**WHAT THE EXERCISE ASKS**
Gather all lines with "tostata" from the records.
EXTRACTED INFORMATION Start Marker
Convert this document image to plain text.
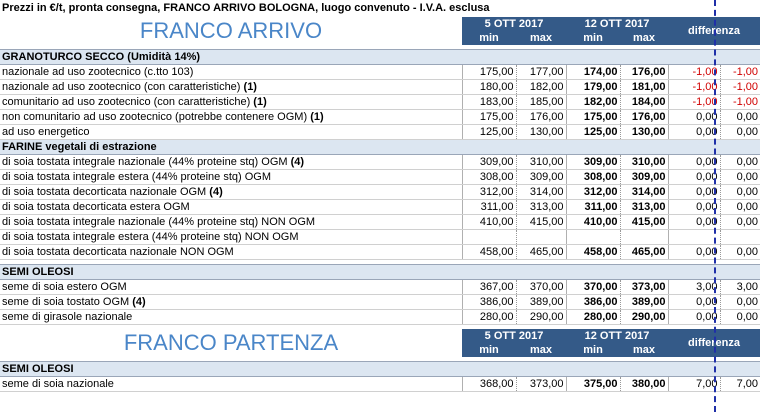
Prezzi in €/t, pronta consegna, FRANCO ARRIVO BOLOGNA, luogo convenuto - I.V.A. esclusa
FRANCO ARRIVO	5 OTT 2017		12 OTT 2017		differenza	
	min	max	min	max		

GRANOTURCO SECCO (Umidità 14%)						
nazionale ad uso zootecnico (c.tto 103)	175,00	177,00	174,00	176,00	-1,00	-1,00
nazionale ad uso zootecnico (con caratteristiche) (1)	180,00	182,00	179,00	181,00	-1,00	-1,00
comunitario ad uso zootecnico (con caratteristiche) (1)	183,00	185,00	182,00	184,00	-1,00	-1,00
non comunitario ad uso zootecnico (potrebbe contenere OGM) (1)	175,00	176,00	175,00	176,00	0,00	0,00
ad uso energetico	125,00	130,00	125,00	130,00	0,00	0,00
FARINE vegetali di estrazione						
di soia tostata integrale nazionale (44% proteine stq) OGM (4)	309,00	310,00	309,00	310,00	0,00	0,00
di soia tostata integrale estera (44% proteine stq) OGM	308,00	309,00	308,00	309,00	0,00	0,00
di soia tostata decorticata nazionale OGM (4)	312,00	314,00	312,00	314,00	0,00	0,00
di soia tostata decorticata estera OGM	311,00	313,00	311,00	313,00	0,00	0,00
di soia tostata integrale nazionale (44% proteine stq) NON OGM	410,00	415,00	410,00	415,00	0,00	0,00
di soia tostata integrale estera (44% proteine stq) NON OGM						
di soia tostata decorticata nazionale NON OGM	458,00	465,00	458,00	465,00	0,00	0,00

SEMI OLEOSI						
seme di soia estero OGM	367,00	370,00	370,00	373,00	3,00	3,00
seme di soia tostato OGM (4)	386,00	389,00	386,00	389,00	0,00	0,00
seme di girasole nazionale	280,00	290,00	280,00	290,00	0,00	0,00

FRANCO PARTENZA	5 OTT 2017		12 OTT 2017		differenza	
	min	max	min	max		

SEMI OLEOSI						
seme di soia nazionale	368,00	373,00	375,00	380,00	7,00	7,00
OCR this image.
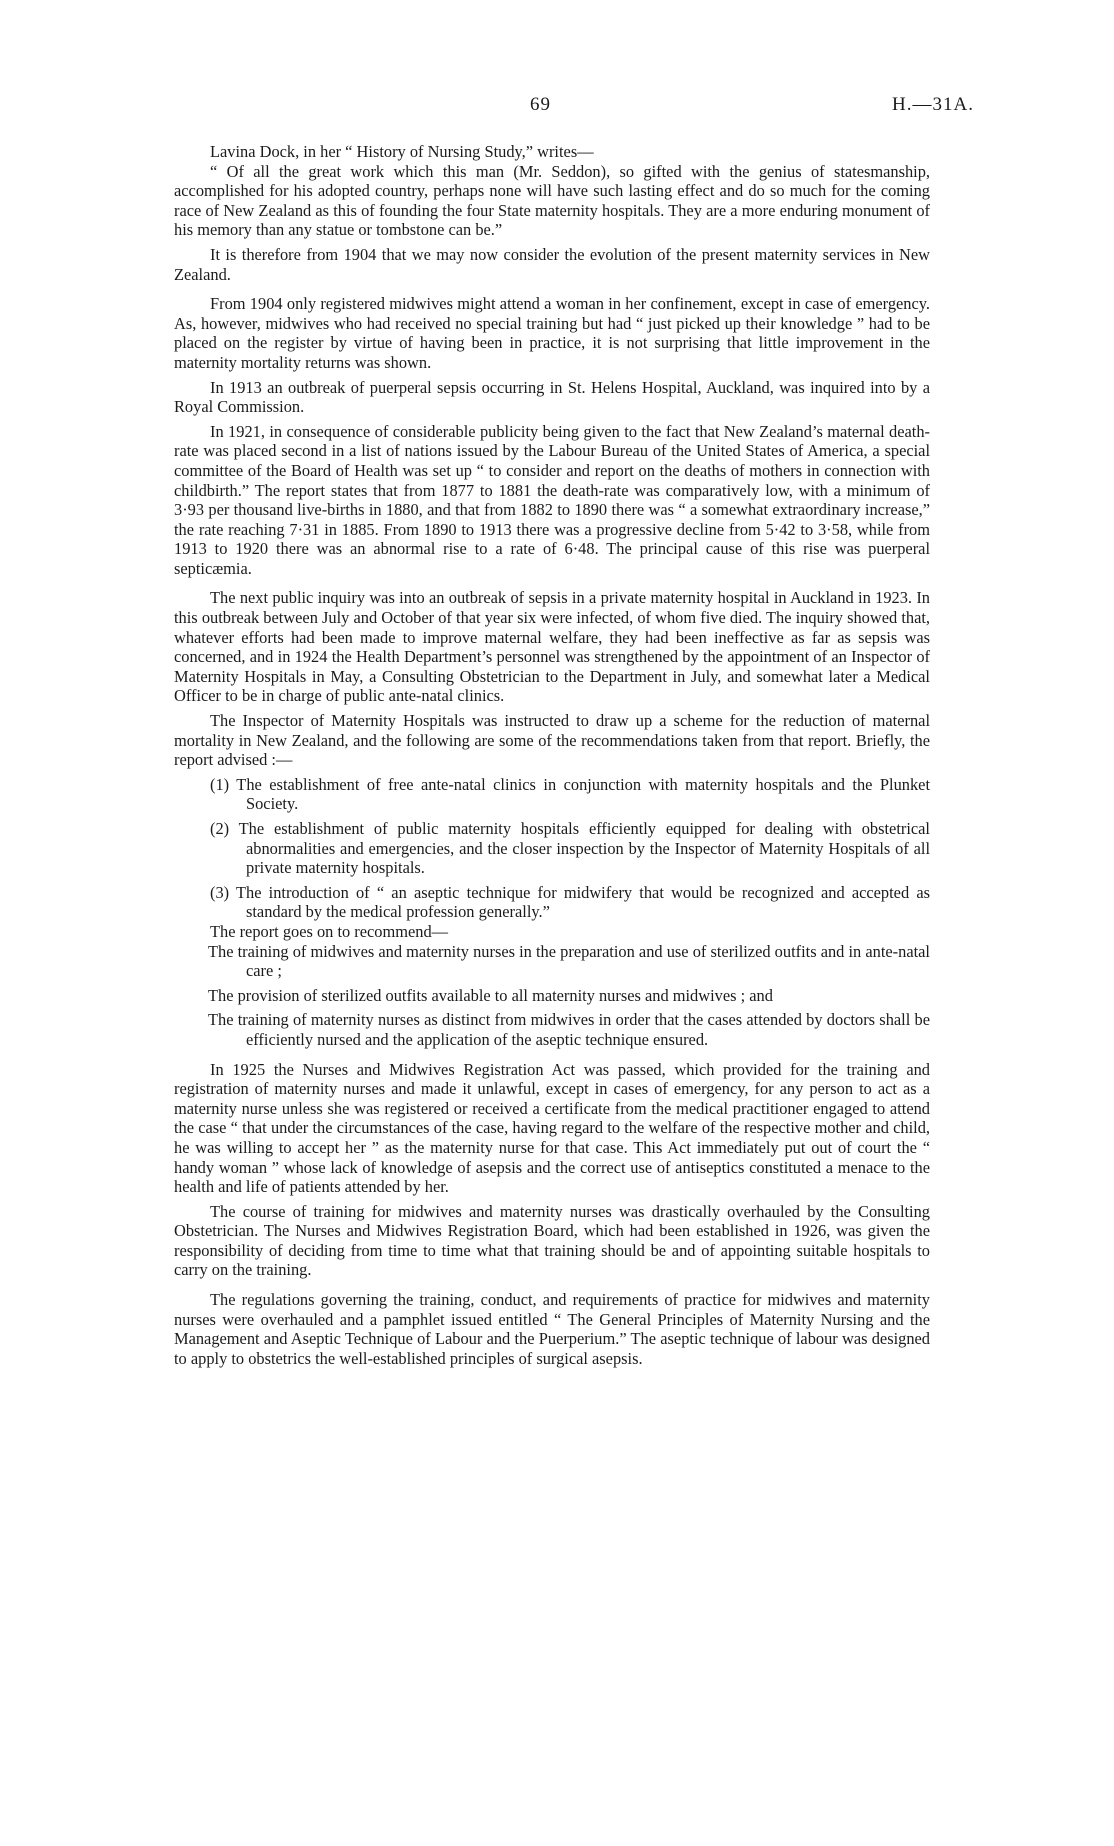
69	H.—31A.

Lavina Dock, in her “ History of Nursing Study,” writes—

“ Of all the great work which this man (Mr. Seddon), so gifted with the genius of statesmanship, accomplished for his adopted country, perhaps none will have such lasting effect and do so much for the coming race of New Zealand as this of founding the four State maternity hospitals. They are a more enduring monument of his memory than any statue or tombstone can be.”

It is therefore from 1904 that we may now consider the evolution of the present maternity services in New Zealand.

From 1904 only registered midwives might attend a woman in her confinement, except in case of emergency. As, however, midwives who had received no special training but had “ just picked up their knowledge ” had to be placed on the register by virtue of having been in practice, it is not surprising that little improvement in the maternity mortality returns was shown.

In 1913 an outbreak of puerperal sepsis occurring in St. Helens Hospital, Auckland, was inquired into by a Royal Commission.

In 1921, in consequence of considerable publicity being given to the fact that New Zealand’s maternal death-rate was placed second in a list of nations issued by the Labour Bureau of the United States of America, a special committee of the Board of Health was set up “ to consider and report on the deaths of mothers in connection with childbirth.” The report states that from 1877 to 1881 the death-rate was comparatively low, with a minimum of 3·93 per thousand live-births in 1880, and that from 1882 to 1890 there was “ a somewhat extraordinary increase,” the rate reaching 7·31 in 1885. From 1890 to 1913 there was a progressive decline from 5·42 to 3·58, while from 1913 to 1920 there was an abnormal rise to a rate of 6·48. The principal cause of this rise was puerperal septicæmia.

The next public inquiry was into an outbreak of sepsis in a private maternity hospital in Auckland in 1923. In this outbreak between July and October of that year six were infected, of whom five died. The inquiry showed that, whatever efforts had been made to improve maternal welfare, they had been ineffective as far as sepsis was concerned, and in 1924 the Health Department’s personnel was strengthened by the appointment of an Inspector of Maternity Hospitals in May, a Consulting Obstetrician to the Department in July, and somewhat later a Medical Officer to be in charge of public ante-natal clinics.

The Inspector of Maternity Hospitals was instructed to draw up a scheme for the reduction of maternal mortality in New Zealand, and the following are some of the recommendations taken from that report. Briefly, the report advised :—

(1) The establishment of free ante-natal clinics in conjunction with maternity hospitals and the Plunket Society.

(2) The establishment of public maternity hospitals efficiently equipped for dealing with obstetrical abnormalities and emergencies, and the closer inspection by the Inspector of Maternity Hospitals of all private maternity hospitals.

(3) The introduction of “ an aseptic technique for midwifery that would be recognized and accepted as standard by the medical profession generally.”

The report goes on to recommend—

The training of midwives and maternity nurses in the preparation and use of sterilized outfits and in ante-natal care ;

The provision of sterilized outfits available to all maternity nurses and midwives ; and

The training of maternity nurses as distinct from midwives in order that the cases attended by doctors shall be efficiently nursed and the application of the aseptic technique ensured.

In 1925 the Nurses and Midwives Registration Act was passed, which provided for the training and registration of maternity nurses and made it unlawful, except in cases of emergency, for any person to act as a maternity nurse unless she was registered or received a certificate from the medical practitioner engaged to attend the case “ that under the circumstances of the case, having regard to the welfare of the respective mother and child, he was willing to accept her ” as the maternity nurse for that case. This Act immediately put out of court the “ handy woman ” whose lack of knowledge of asepsis and the correct use of antiseptics constituted a menace to the health and life of patients attended by her.

The course of training for midwives and maternity nurses was drastically overhauled by the Consulting Obstetrician. The Nurses and Midwives Registration Board, which had been established in 1926, was given the responsibility of deciding from time to time what that training should be and of appointing suitable hospitals to carry on the training.

The regulations governing the training, conduct, and requirements of practice for midwives and maternity nurses were overhauled and a pamphlet issued entitled “ The General Principles of Maternity Nursing and the Management and Aseptic Technique of Labour and the Puerperium.” The aseptic technique of labour was designed to apply to obstetrics the well-established principles of surgical asepsis.
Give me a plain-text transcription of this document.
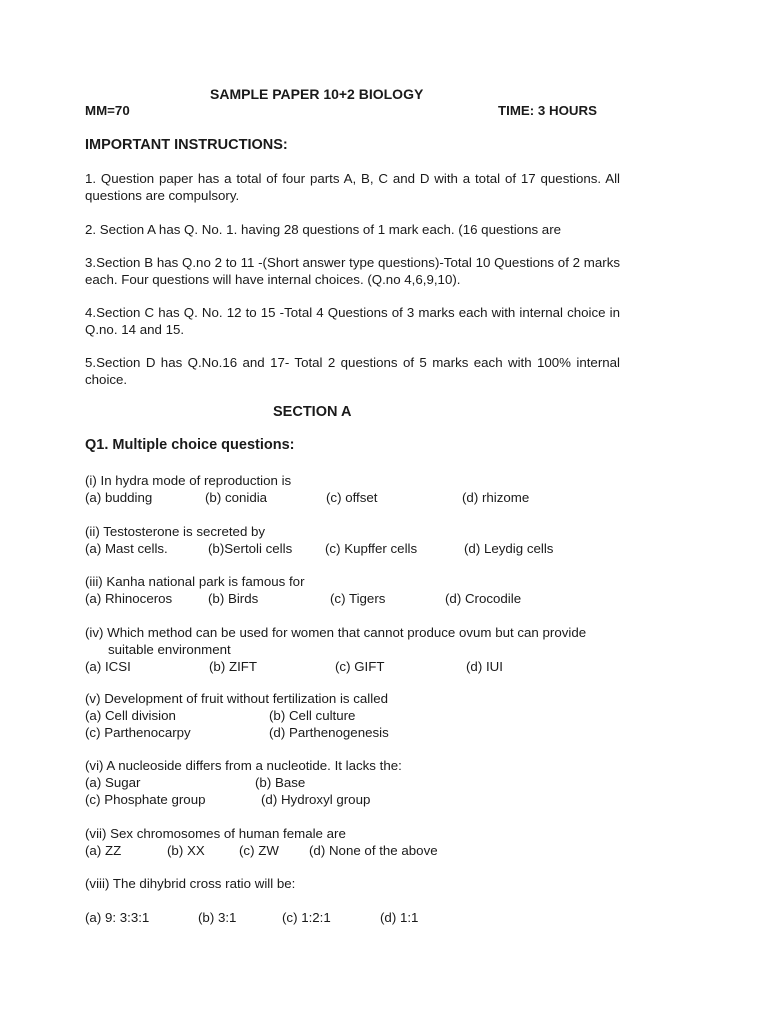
SAMPLE PAPER 10+2 BIOLOGY
MM=70	TIME: 3 HOURS
IMPORTANT INSTRUCTIONS:
1. Question paper has a total of four parts A, B, C and D with a total of 17 questions. All questions are compulsory.
2. Section A has Q. No. 1. having 28 questions of 1 mark each. (16 questions are
3.Section B has Q.no 2 to 11 -(Short answer type questions)-Total 10 Questions of 2 marks each. Four questions will have internal choices. (Q.no 4,6,9,10).
4.Section C has Q. No. 12 to 15 -Total 4 Questions of 3 marks each with internal choice in Q.no. 14 and 15.
5.Section D has Q.No.16 and 17- Total 2 questions of 5 marks each with 100% internal choice.
SECTION A
Q1. Multiple choice questions:
(i) In hydra mode of reproduction is
(a) budding	(b) conidia	(c) offset	(d) rhizome
(ii) Testosterone is secreted by
(a) Mast cells.	(b)Sertoli cells (c) Kupffer cells	(d) Leydig cells
(iii) Kanha national park is famous for
(a) Rhinoceros	(b) Birds	(c) Tigers	(d) Crocodile
(iv) Which method can be used for women that cannot produce ovum but can provide
suitable environment
(a) ICSI	(b) ZIFT	(c) GIFT	(d) IUI
(v) Development of fruit without fertilization is called
(a) Cell division	(b) Cell culture
(c) Parthenocarpy	(d) Parthenogenesis
(vi) A nucleoside differs from a nucleotide. It lacks the:
(a) Sugar	(b) Base
(c) Phosphate group	(d) Hydroxyl group
(vii) Sex chromosomes of human female are
(a) ZZ	(b) XX	(c) ZW (d) None of the above
(viii) The dihybrid cross ratio will be:
(a) 9: 3:3:1	(b) 3:1	(c) 1:2:1	(d) 1:1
EXTRACTED INFORMATION End Marker
**RESPONSE FOR THIS EXERCISE**
di soia tostata integrale nazionale (44% proteine stq) OGM (4)	309,00	310,00	309,00	310,00	0,00	0,00
di soia tostata integrale estera (44% proteine stq) OGM	308,00	309,00	308,00	309,00	0,00	0,00
di soia tostata decorticata nazionale OGM (4)	312,00	314,00	312,00	314,00	0,00	0,00
di soia tostata decorticata estera OGM	311,00	313,00	311,00	313,00	0,00	0,00
di soia tostata integrale nazionale (44% proteine stq) NON OGM	410,00	415,00	410,00	415,00	0,00	0,00
di soia tostata integrale estera (44% proteine stq) NON OGM						
di soia tostata decorticata nazionale NON OGM	458,00	465,00	458,00	465,00	0,00	0,00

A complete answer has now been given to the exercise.